GIVEN PROBLEM: Extract the records below word for word and ignore the images.

LISTING:

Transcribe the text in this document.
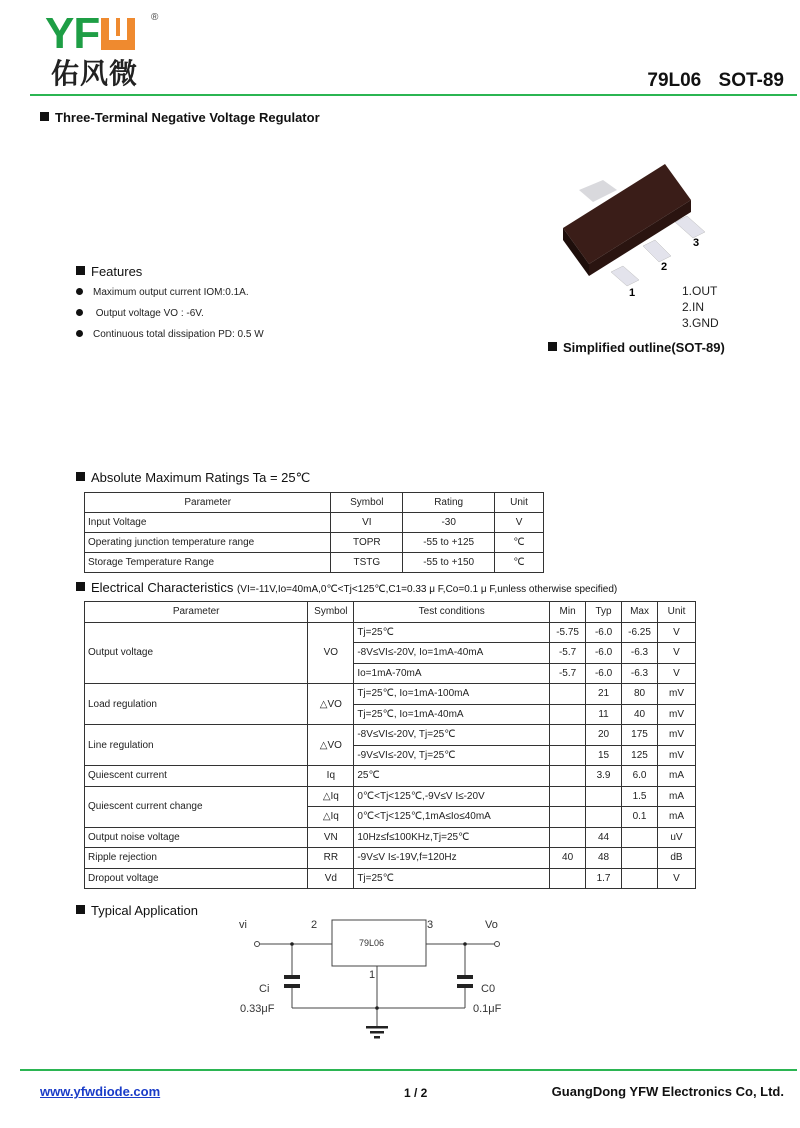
YF	®
佑风微	79L06 SOT-89
Three-Terminal Negative Voltage Regulator
1
2
3
1.OUT
2.IN
3.GND
Simplified outline(SOT-89)
Features
Maximum output current IOM:0.1A.
Output voltage VO : -6V.
Continuous total dissipation PD: 0.5 W
Absolute Maximum Ratings Ta = 25℃
Parameter	Symbol	Rating	Unit
Input Voltage	VI	-30	V
Operating junction temperature range	TOPR	-55 to +125	℃
Storage Temperature Range	TSTG	-55 to +150	℃
Electrical Characteristics (VI=-11V,Io=40mA,0℃<Tj<125℃,C1=0.33 μ F,Co=0.1 μ F,unless otherwise specified)
Parameter	Symbol	Test conditions	Min	Typ	Max	Unit
Output voltage	VO	Tj=25℃	-5.75	-6.0	-6.25	V
		-8V≤VI≤-20V, Io=1mA-40mA	-5.7	-6.0	-6.3	V
		Io=1mA-70mA	-5.7	-6.0	-6.3	V
Load regulation	△VO	Tj=25℃, Io=1mA-100mA		21	80	mV
		Tj=25℃, Io=1mA-40mA		11	40	mV
Line regulation	△VO	-8V≤VI≤-20V, Tj=25℃		20	175	mV
		-9V≤VI≤-20V, Tj=25℃		15	125	mV
Quiescent current	Iq	25℃		3.9	6.0	mA
Quiescent current change	△Iq	0℃<Tj<125℃,-9V≤V I≤-20V			1.5	mA
	△Iq	0℃<Tj<125℃,1mA≤Io≤40mA			0.1	mA
Output noise voltage	VN	10Hz≤f≤100KHz,Tj=25℃		44		uV
Ripple rejection	RR	-9V≤V I≤-19V,f=120Hz	40	48		dB
Dropout voltage	Vd	Tj=25℃		1.7		V
Typical Application
vi	2	3	Vo
79L06
1
Ci
0.33μF
C0
0.1μF
www.yfwdiode.com	1 / 2	GuangDong YFW Electronics Co, Ltd.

FULL OUTPUT:
Transcribe the text in this document.
YF	®
佑风微	79L06 SOT-89
Three-Terminal Negative Voltage Regulator
1
2
3
1.OUT
2.IN
3.GND
Simplified outline(SOT-89)
Features
Maximum output current IOM:0.1A.
Output voltage VO : -6V.
Continuous total dissipation PD: 0.5 W
Absolute Maximum Ratings Ta = 25℃
Parameter	Symbol	Rating	Unit
Input Voltage	VI	-30	V
Operating junction temperature range	TOPR	-55 to +125	℃
Storage Temperature Range	TSTG	-55 to +150	℃
Electrical Characteristics (VI=-11V,Io=40mA,0℃<Tj<125℃,C1=0.33 μ F,Co=0.1 μ F,unless otherwise specified)
Parameter	Symbol	Test conditions	Min	Typ	Max	Unit
Output voltage	VO	Tj=25℃	-5.75	-6.0	-6.25	V
		-8V≤VI≤-20V, Io=1mA-40mA	-5.7	-6.0	-6.3	V
		Io=1mA-70mA	-5.7	-6.0	-6.3	V
Load regulation	△VO	Tj=25℃, Io=1mA-100mA		21	80	mV
		Tj=25℃, Io=1mA-40mA		11	40	mV
Line regulation	△VO	-8V≤VI≤-20V, Tj=25℃		20	175	mV
		-9V≤VI≤-20V, Tj=25℃		15	125	mV
Quiescent current	Iq	25℃		3.9	6.0	mA
Quiescent current change	△Iq	0℃<Tj<125℃,-9V≤V I≤-20V			1.5	mA
	△Iq	0℃<Tj<125℃,1mA≤Io≤40mA			0.1	mA
Output noise voltage	VN	10Hz≤f≤100KHz,Tj=25℃		44		uV
Ripple rejection	RR	-9V≤V I≤-19V,f=120Hz	40	48		dB
Dropout voltage	Vd	Tj=25℃		1.7		V
Typical Application
vi	2	3	Vo
79L06
1
Ci
0.33μF
C0
0.1μF
www.yfwdiode.com	1 / 2	GuangDong YFW Electronics Co, Ltd.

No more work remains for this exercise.